*Given instruction:*
Show each line of the items below that contains the word "with", copying every such line in full.
[BEGIN Dataset records]
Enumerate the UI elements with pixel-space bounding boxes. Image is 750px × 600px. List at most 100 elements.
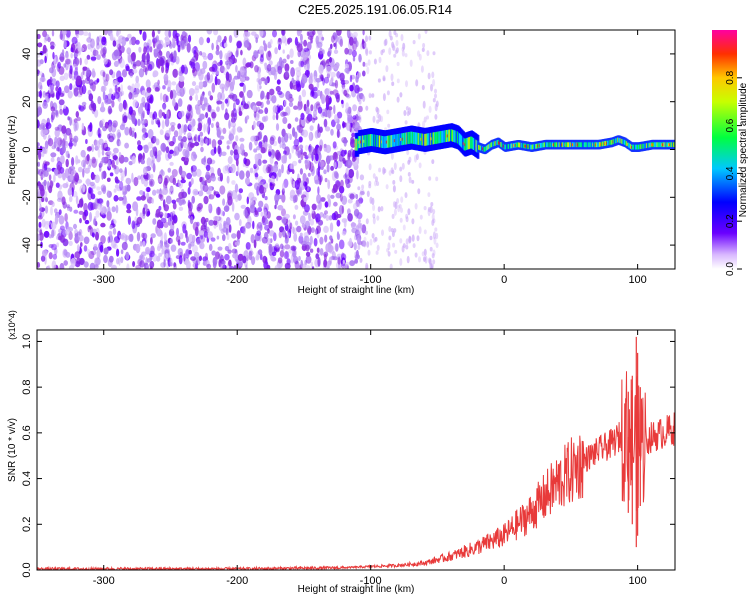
noise-blob [231,248,238,254]
noise-blob [391,43,395,51]
noise-blob [54,126,60,131]
noise-blob [96,249,101,259]
noise-blob [315,228,319,235]
noise-blob [253,50,258,58]
noise-blob [284,262,291,269]
noise-blob [160,55,166,64]
noise-blob [53,168,59,175]
noise-blob [126,209,132,214]
noise-blob [165,110,169,119]
noise-blob [81,122,85,131]
noise-blob [310,261,313,268]
noise-blob [298,136,303,143]
noise-blob [37,106,43,116]
noise-blob [373,58,377,65]
noise-blob [64,85,70,94]
noise-blob [288,101,294,108]
noise-blob [431,253,435,259]
noise-blob [300,117,306,127]
noise-blob [108,255,114,263]
noise-blob [203,123,206,133]
noise-blob [323,143,328,152]
noise-blob [46,79,52,85]
noise-blob [139,240,143,247]
noise-blob [393,208,397,216]
noise-blob [432,249,436,256]
noise-blob [283,99,287,107]
noise-blob [219,135,225,140]
noise-blob [324,210,328,215]
noise-blob [350,222,357,227]
noise-blob [150,173,154,179]
noise-blob [180,40,185,51]
noise-blob [37,119,40,129]
noise-blob [157,174,163,185]
noise-blob [51,260,57,269]
noise-blob [95,158,99,164]
noise-blob [396,78,400,84]
noise-blob [193,154,198,159]
snr-line [37,336,675,570]
noise-blob [253,182,260,191]
noise-blob [309,218,315,226]
noise-blob [215,49,220,56]
noise-blob [184,150,190,159]
noise-blob [365,35,368,42]
noise-blob [224,253,230,261]
noise-blob [269,136,275,145]
noise-blob [274,264,280,269]
noise-blob [125,235,129,241]
noise-blob [104,146,111,152]
noise-blob [267,44,272,49]
noise-blob [368,93,372,99]
noise-blob [70,52,73,59]
noise-blob [108,230,113,237]
noise-blob [201,94,205,100]
noise-blob [199,242,205,250]
noise-blob [130,114,136,123]
noise-blob [51,93,55,98]
noise-blob [185,114,189,124]
noise-blob [375,176,378,183]
noise-blob [215,193,221,198]
noise-blob [354,258,358,264]
noise-blob [276,79,281,85]
noise-blob [226,175,230,184]
noise-blob [407,208,411,216]
noise-blob [39,212,42,218]
noise-blob [298,159,302,164]
noise-blob [61,196,66,206]
noise-blob [131,155,136,165]
noise-blob [207,231,213,240]
noise-blob [42,101,48,109]
noise-blob [362,70,366,77]
noise-blob [345,121,351,131]
noise-blob [324,88,330,96]
noise-blob [198,122,203,130]
noise-blob [394,249,398,254]
noise-blob [227,156,233,165]
noise-blob [163,221,169,228]
noise-blob [149,250,155,258]
noise-blob [70,257,76,268]
bottom-y-axis-label: SNR (10 * v/v) [7,418,18,482]
noise-blob [217,246,223,251]
noise-blob [95,210,100,218]
noise-blob [171,199,177,204]
noise-blob [327,194,331,200]
noise-blob [217,145,221,155]
noise-blob [254,172,259,178]
noise-blob [236,40,243,48]
noise-blob [431,71,435,79]
noise-blob [264,196,268,201]
noise-blob [172,98,176,107]
noise-blob [245,264,248,269]
noise-blob [192,68,198,77]
noise-blob [219,65,225,72]
noise-blob [42,30,48,38]
noise-blob [287,38,291,45]
noise-blob [112,40,117,47]
noise-blob [292,180,296,188]
noise-blob [195,51,199,61]
noise-blob [107,150,112,156]
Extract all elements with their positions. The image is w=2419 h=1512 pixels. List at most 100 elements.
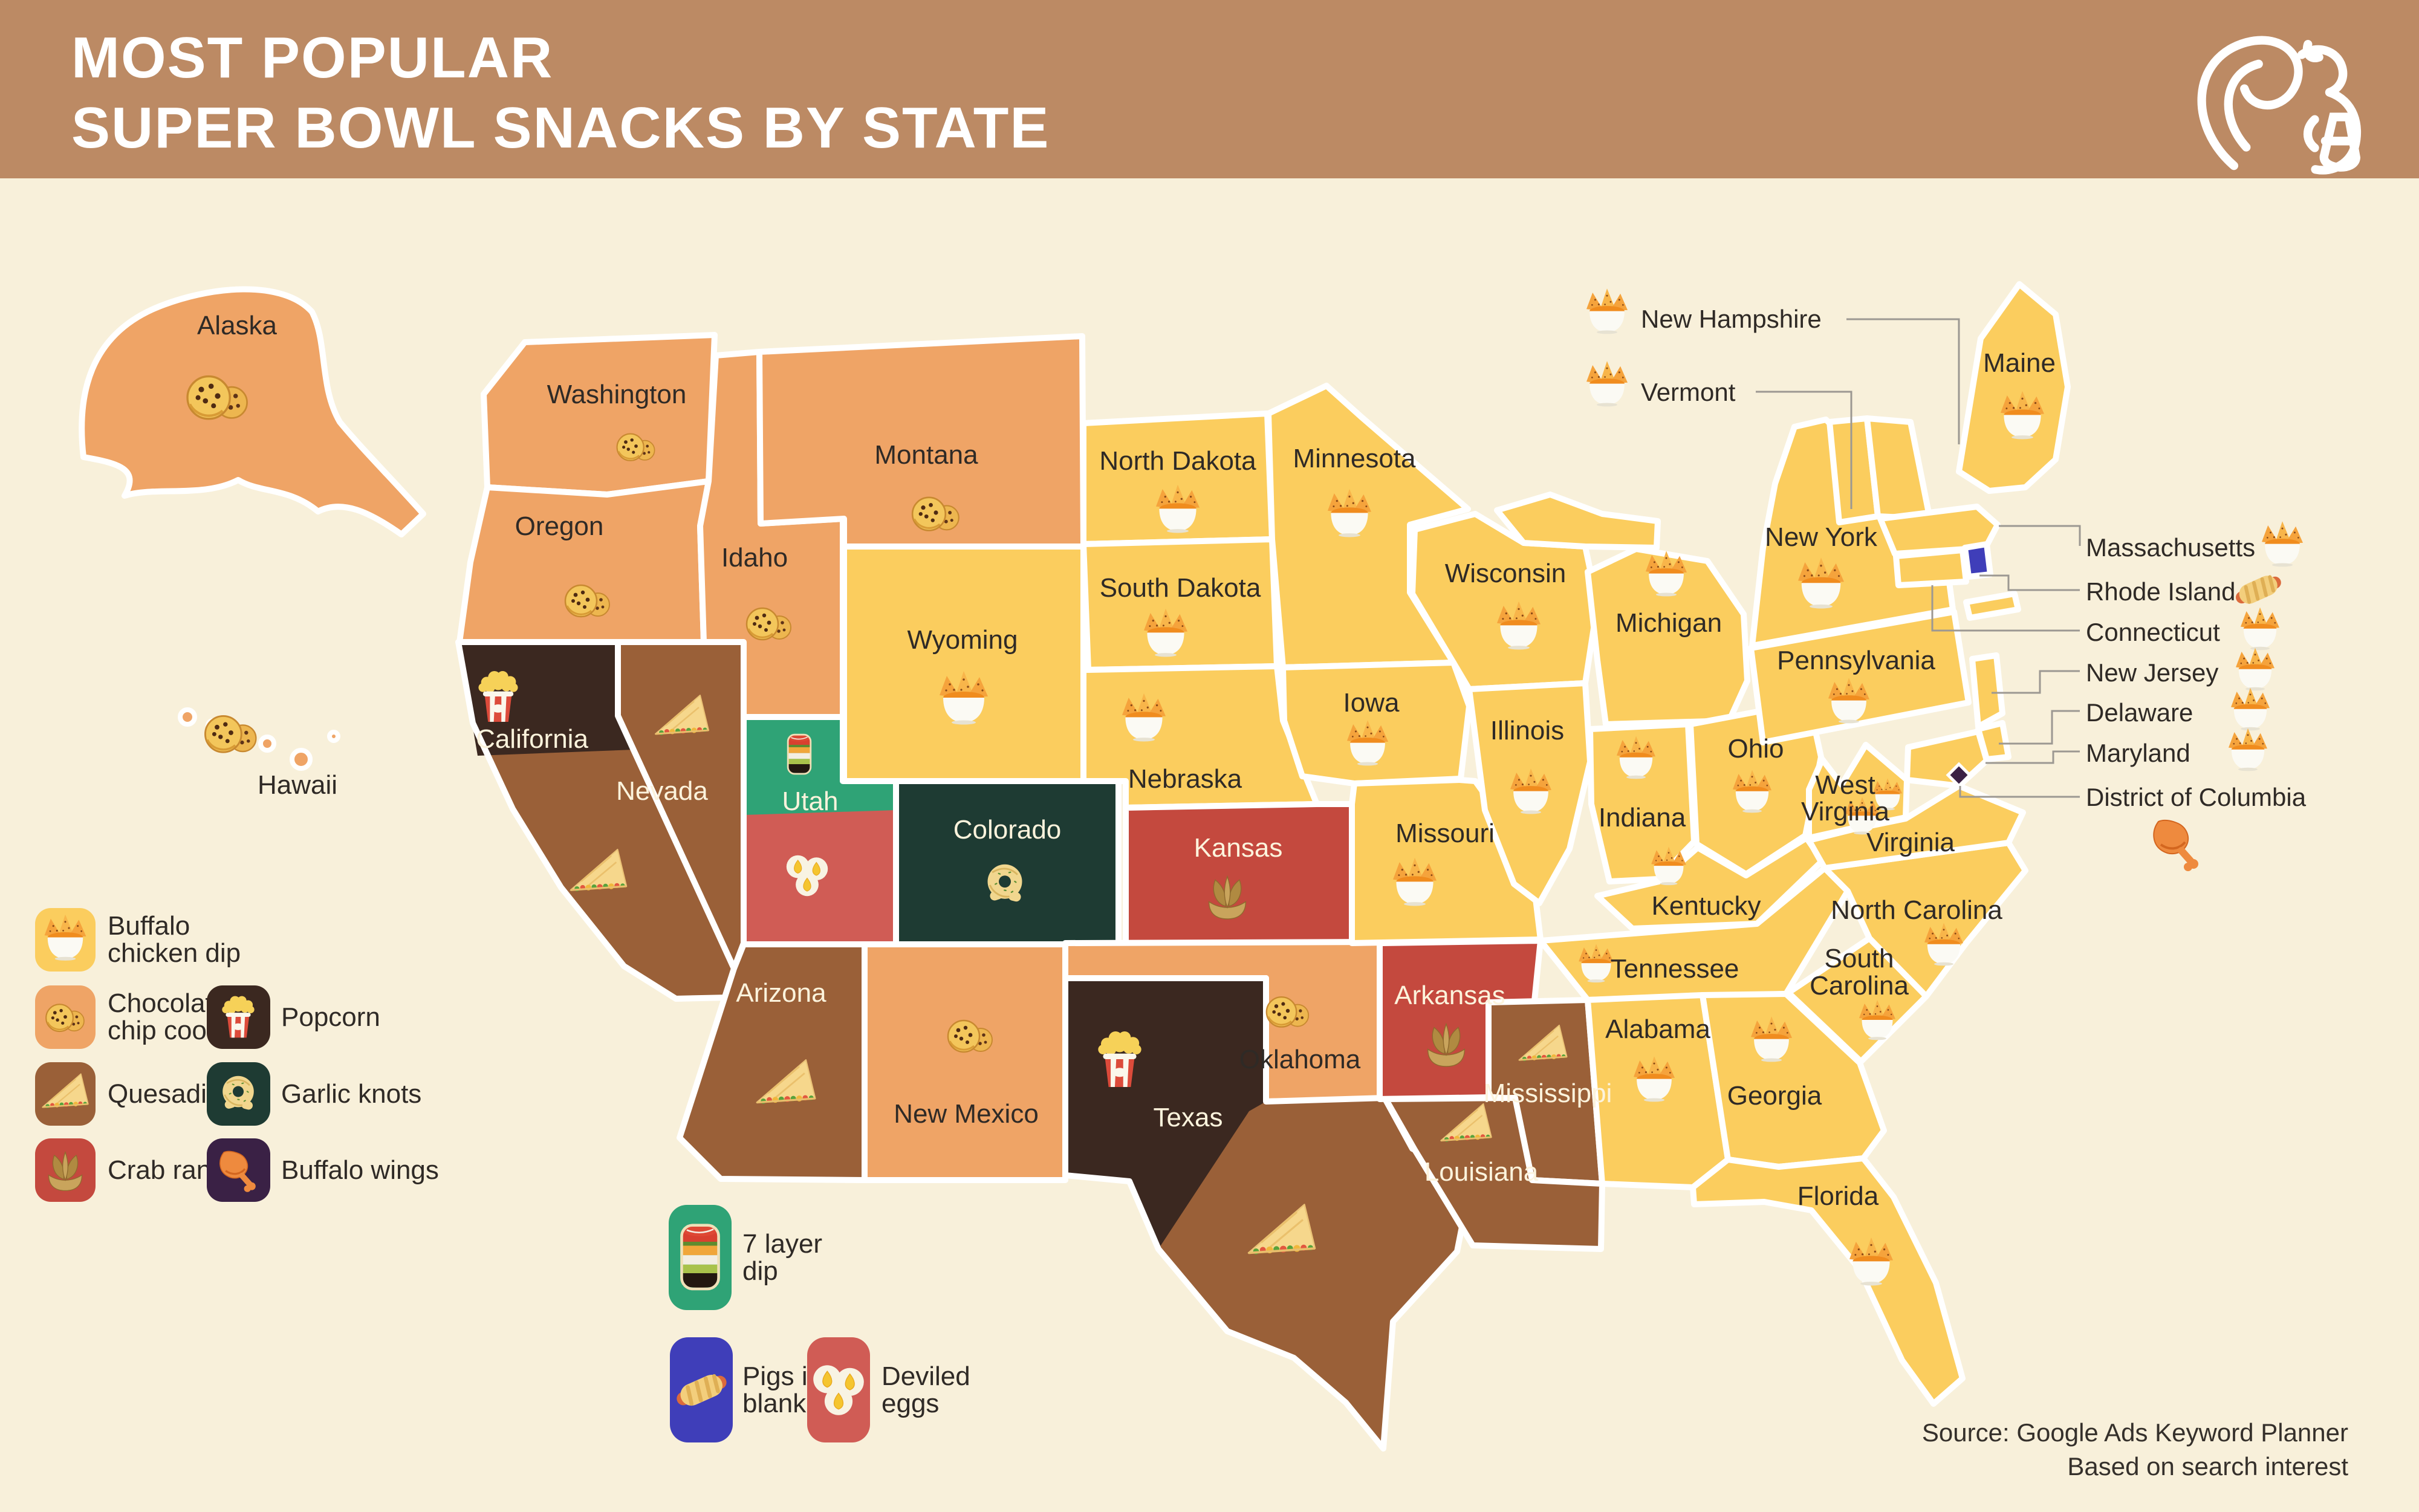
[END Dataset records]
*Task response:*
Enumerate the UI elements with pixel-space bounding boxes. Image is 750px × 600px. List at most 100 elements.
Extract all elements with their positions. The image is w=2419 h=1512 pixels. List at most 100 elements.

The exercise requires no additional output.